··· Supplied entries

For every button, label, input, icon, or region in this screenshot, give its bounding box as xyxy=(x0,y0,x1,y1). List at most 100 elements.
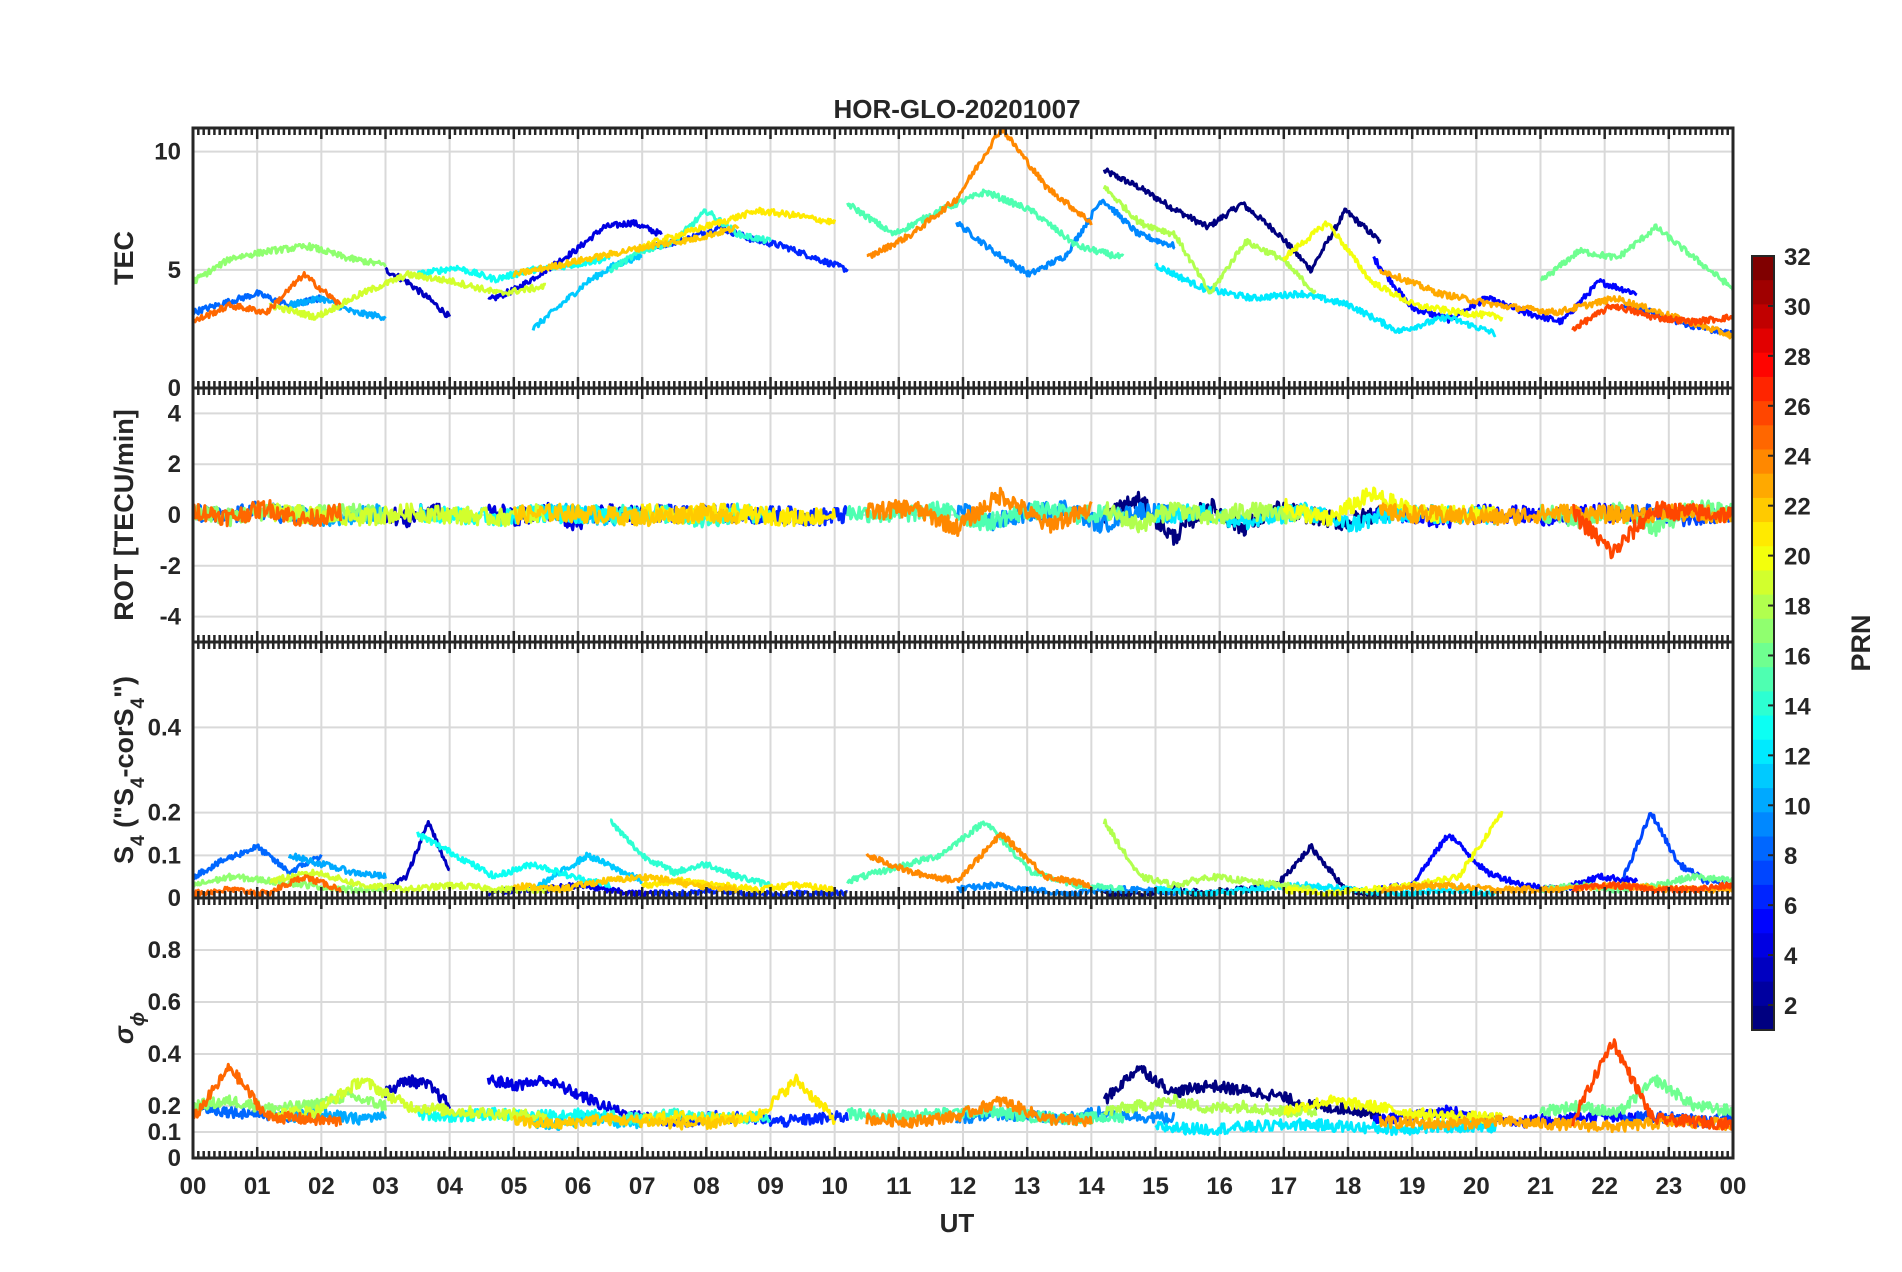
x-tick-label: 09 xyxy=(757,1173,784,1200)
y-label-part: -corS xyxy=(109,708,139,777)
series-prn-5 xyxy=(1372,833,1639,894)
x-minor-ticks xyxy=(191,128,1735,388)
colorbar-tick-label: 4 xyxy=(1784,943,1798,970)
colorbar-swatch xyxy=(1752,739,1774,765)
series-prn-19 xyxy=(268,502,547,528)
y-tick-label: -2 xyxy=(160,553,181,580)
series-prn-15 xyxy=(846,188,1125,260)
colorbar-tick-label: 14 xyxy=(1784,693,1811,720)
panel-rot-series xyxy=(193,486,1733,560)
panel-rot: -4 -2 0 2 4 ROT [TECU/min] xyxy=(109,386,1735,644)
series-prn-25 xyxy=(193,499,343,528)
series-prn-17 xyxy=(193,1089,387,1115)
y-tick-label: 2 xyxy=(168,451,181,478)
panel-sigma-series xyxy=(193,1038,1733,1137)
x-tick-label: 17 xyxy=(1270,1173,1297,1200)
colorbar-tick-label: 32 xyxy=(1784,244,1811,271)
panel-tec: 0 5 10 TEC xyxy=(109,126,1735,402)
colorbar-swatch xyxy=(1752,376,1774,402)
y-label-part: 4 xyxy=(128,835,149,846)
colorbar-swatch xyxy=(1752,836,1774,862)
y-tick-label: 5 xyxy=(168,257,181,284)
y-tick-label: 10 xyxy=(154,139,181,166)
x-minor-ticks xyxy=(191,388,1735,642)
x-tick-label: 11 xyxy=(886,1173,911,1200)
colorbar-frame xyxy=(1751,255,1775,1031)
colorbar-swatch xyxy=(1752,425,1774,451)
y-tick-label: 0 xyxy=(168,1145,181,1172)
x-tick-label: 03 xyxy=(372,1173,399,1200)
colorbar-tick-label: 12 xyxy=(1784,743,1811,770)
colorbar-swatch xyxy=(1752,788,1774,813)
colorbar-swatch xyxy=(1752,473,1774,499)
colorbar-swatch xyxy=(1752,933,1774,959)
x-tick-label: 10 xyxy=(821,1173,848,1200)
y-tick-label: 0.8 xyxy=(148,937,181,964)
x-tick-label: 18 xyxy=(1335,1173,1362,1200)
x-tick-label: 23 xyxy=(1655,1173,1682,1200)
series-prn-25 xyxy=(193,1062,343,1127)
series-prn-24 xyxy=(865,486,1093,537)
series-prn-14 xyxy=(609,818,772,889)
colorbar-swatch xyxy=(1752,860,1774,886)
series-prn-22 xyxy=(512,224,740,278)
series-prn-26 xyxy=(1571,500,1733,560)
y-axis-label-tec: TEC xyxy=(109,231,139,285)
colorbar-tick-label: 8 xyxy=(1784,843,1797,870)
x-tick-label: 12 xyxy=(950,1173,977,1200)
colorbar-swatch xyxy=(1752,280,1774,305)
series-prn-22 xyxy=(512,873,740,894)
series-prn-4 xyxy=(487,219,663,302)
series-prn-12 xyxy=(1154,262,1497,338)
y-axis-label-sigma: σϕ xyxy=(109,1012,149,1044)
colorbar-label: PRN xyxy=(1846,614,1876,671)
x-tick-label: 05 xyxy=(500,1173,527,1200)
y-label-part: ϕ xyxy=(128,1012,149,1026)
x-tick-label: 21 xyxy=(1527,1173,1554,1200)
y-label-part: σ xyxy=(109,1025,139,1044)
colorbar-swatch xyxy=(1752,304,1774,330)
y-tick-label: 0.4 xyxy=(148,1041,182,1068)
y-tick-label: 0.6 xyxy=(148,989,181,1016)
y-tick-label: 4 xyxy=(168,400,182,427)
y-axis-label-s4: S4 ("S4-corS4") xyxy=(109,676,149,864)
x-tick-label: 00 xyxy=(1720,1173,1747,1200)
series-prn-19 xyxy=(268,1077,548,1123)
series-prn-13 xyxy=(416,831,612,889)
x-tick-label: 14 xyxy=(1078,1173,1105,1200)
colorbar-swatch xyxy=(1752,328,1774,354)
colorbar-tick-label: 16 xyxy=(1784,643,1811,670)
series-prn-24 xyxy=(865,831,1093,890)
colorbar-swatch xyxy=(1752,715,1774,741)
series-prn-18 xyxy=(1103,1093,1318,1118)
y-tick-label: -4 xyxy=(160,604,182,631)
colorbar-tick-label: 24 xyxy=(1784,444,1811,471)
panel-s4: 00.10.20.4S4 ("S4-corS4") xyxy=(109,640,1735,912)
colorbar-tick-label: 28 xyxy=(1784,344,1811,371)
x-tick-label: 15 xyxy=(1142,1173,1169,1200)
series-prn-21 xyxy=(640,206,837,249)
x-tick-label: 22 xyxy=(1591,1173,1618,1200)
series-prn-3 xyxy=(384,1074,452,1110)
colorbar-tick-label: 10 xyxy=(1784,793,1811,820)
colorbar-tick-label: 22 xyxy=(1784,494,1811,521)
y-tick-label: 0 xyxy=(168,375,181,402)
panel-s4-series xyxy=(193,810,1733,898)
series-prn-11 xyxy=(531,851,643,891)
x-tick-label: 20 xyxy=(1463,1173,1490,1200)
y-tick-label: 0.4 xyxy=(148,714,182,741)
colorbar-swatch xyxy=(1752,594,1774,620)
colorbar-swatch xyxy=(1752,981,1774,1007)
series-prn-23 xyxy=(1378,1114,1733,1134)
x-tick-label: 02 xyxy=(308,1173,335,1200)
y-tick-label: 0 xyxy=(168,502,181,529)
colorbar-swatch xyxy=(1752,522,1774,547)
y-label-part: ("S xyxy=(109,788,139,835)
colorbar-tick-label: 2 xyxy=(1784,993,1797,1020)
series-prn-18 xyxy=(1102,818,1318,894)
colorbar-swatch xyxy=(1752,618,1774,644)
colorbar-tick-label: 26 xyxy=(1784,394,1811,421)
series-prn-23 xyxy=(1378,268,1733,340)
series-prn-24 xyxy=(866,128,1093,259)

······

■ Problem to solve ■
Rewrite all of the data with "bounding box" swapped for "enclosing rectangle" and everything else kept the same. Omit the pictures.

■ Response to this exercise ■
For every button, label, input, icon, or region in this screenshot, give its enclosing rectangle as xyxy=(x0,y0,x1,y1). List at most 100 elements.
x-tick-label: 09 xyxy=(757,1173,784,1200)
y-label-part: -corS xyxy=(109,708,139,777)
series-prn-5 xyxy=(1372,833,1639,894)
x-minor-ticks xyxy=(191,128,1735,388)
colorbar-tick-label: 4 xyxy=(1784,943,1798,970)
colorbar-swatch xyxy=(1752,739,1774,765)
series-prn-19 xyxy=(268,502,547,528)
y-tick-label: -2 xyxy=(160,553,181,580)
series-prn-15 xyxy=(846,188,1125,260)
colorbar-tick-label: 14 xyxy=(1784,693,1811,720)
panel-rot-series xyxy=(193,486,1733,560)
panel-rot: -4 -2 0 2 4 ROT [TECU/min] xyxy=(109,386,1735,644)
series-prn-25 xyxy=(193,499,343,528)
series-prn-17 xyxy=(193,1089,387,1115)
y-tick-label: 2 xyxy=(168,451,181,478)
panel-sigma-series xyxy=(193,1038,1733,1137)
x-tick-label: 17 xyxy=(1270,1173,1297,1200)
colorbar-tick-label: 32 xyxy=(1784,244,1811,271)
panel-tec: 0 5 10 TEC xyxy=(109,126,1735,402)
colorbar-swatch xyxy=(1752,376,1774,402)
y-label-part: 4 xyxy=(128,835,149,846)
colorbar-swatch xyxy=(1752,836,1774,862)
y-tick-label: 5 xyxy=(168,257,181,284)
y-tick-label: 10 xyxy=(154,139,181,166)
x-minor-ticks xyxy=(191,388,1735,642)
x-tick-label: 11 xyxy=(886,1173,911,1200)
colorbar-frame xyxy=(1751,255,1775,1031)
colorbar-swatch xyxy=(1752,425,1774,451)
y-tick-label: 0 xyxy=(168,1145,181,1172)
x-tick-label: 03 xyxy=(372,1173,399,1200)
colorbar-tick-label: 12 xyxy=(1784,743,1811,770)
colorbar-swatch xyxy=(1752,788,1774,813)
colorbar-swatch xyxy=(1752,473,1774,499)
colorbar-swatch xyxy=(1752,933,1774,959)
x-tick-label: 10 xyxy=(821,1173,848,1200)
y-tick-label: 0.8 xyxy=(148,937,181,964)
x-tick-label: 18 xyxy=(1335,1173,1362,1200)
x-tick-label: 23 xyxy=(1655,1173,1682,1200)
series-prn-25 xyxy=(193,1062,343,1127)
series-prn-24 xyxy=(865,486,1093,537)
series-prn-14 xyxy=(609,818,772,889)
colorbar-swatch xyxy=(1752,860,1774,886)
series-prn-22 xyxy=(512,224,740,278)
series-prn-26 xyxy=(1571,500,1733,560)
y-axis-label-tec: TEC xyxy=(109,231,139,285)
colorbar-tick-label: 8 xyxy=(1784,843,1797,870)
x-tick-label: 12 xyxy=(950,1173,977,1200)
colorbar-swatch xyxy=(1752,280,1774,305)
series-prn-22 xyxy=(512,873,740,894)
series-prn-4 xyxy=(487,219,663,302)
series-prn-12 xyxy=(1154,262,1497,338)
y-axis-label-sigma: σϕ xyxy=(109,1012,149,1044)
colorbar-label: PRN xyxy=(1846,614,1876,671)
x-tick-label: 05 xyxy=(500,1173,527,1200)
y-label-part: ϕ xyxy=(128,1012,149,1026)
x-tick-label: 21 xyxy=(1527,1173,1554,1200)
y-label-part: σ xyxy=(109,1025,139,1044)
colorbar-swatch xyxy=(1752,304,1774,330)
y-tick-label: 0.4 xyxy=(148,1041,182,1068)
y-tick-label: 0.6 xyxy=(148,989,181,1016)
y-tick-label: 4 xyxy=(168,400,182,427)
y-axis-label-s4: S4 ("S4-corS4") xyxy=(109,676,149,864)
x-tick-label: 00 xyxy=(1720,1173,1747,1200)
series-prn-19 xyxy=(268,1077,548,1123)
series-prn-13 xyxy=(416,831,612,889)
x-tick-label: 14 xyxy=(1078,1173,1105,1200)
colorbar-swatch xyxy=(1752,328,1774,354)
colorbar-tick-label: 16 xyxy=(1784,643,1811,670)
series-prn-24 xyxy=(865,831,1093,890)
colorbar-swatch xyxy=(1752,715,1774,741)
series-prn-18 xyxy=(1103,1093,1318,1118)
y-tick-label: -4 xyxy=(160,604,182,631)
colorbar-tick-label: 24 xyxy=(1784,444,1811,471)
panel-s4: 00.10.20.4S4 ("S4-corS4") xyxy=(109,640,1735,912)
colorbar-tick-label: 28 xyxy=(1784,344,1811,371)
x-tick-label: 15 xyxy=(1142,1173,1169,1200)
series-prn-21 xyxy=(640,206,837,249)
x-tick-label: 22 xyxy=(1591,1173,1618,1200)
series-prn-3 xyxy=(384,1074,452,1110)
colorbar-tick-label: 10 xyxy=(1784,793,1811,820)
colorbar-tick-label: 22 xyxy=(1784,494,1811,521)
y-tick-label: 0 xyxy=(168,375,181,402)
panel-s4-series xyxy=(193,810,1733,898)
series-prn-11 xyxy=(531,851,643,891)
x-tick-label: 20 xyxy=(1463,1173,1490,1200)
y-tick-label: 0.4 xyxy=(148,714,182,741)
colorbar-swatch xyxy=(1752,594,1774,620)
colorbar-swatch xyxy=(1752,981,1774,1007)
series-prn-23 xyxy=(1378,1114,1733,1134)
x-tick-label: 02 xyxy=(308,1173,335,1200)
y-tick-label: 0 xyxy=(168,502,181,529)
colorbar-swatch xyxy=(1752,522,1774,547)
y-label-part: ("S xyxy=(109,788,139,835)
colorbar-tick-label: 2 xyxy=(1784,993,1797,1020)
series-prn-18 xyxy=(1102,818,1318,894)
colorbar-swatch xyxy=(1752,618,1774,644)
colorbar-tick-label: 26 xyxy=(1784,394,1811,421)
series-prn-23 xyxy=(1378,268,1733,340)
series-prn-24 xyxy=(866,128,1093,259)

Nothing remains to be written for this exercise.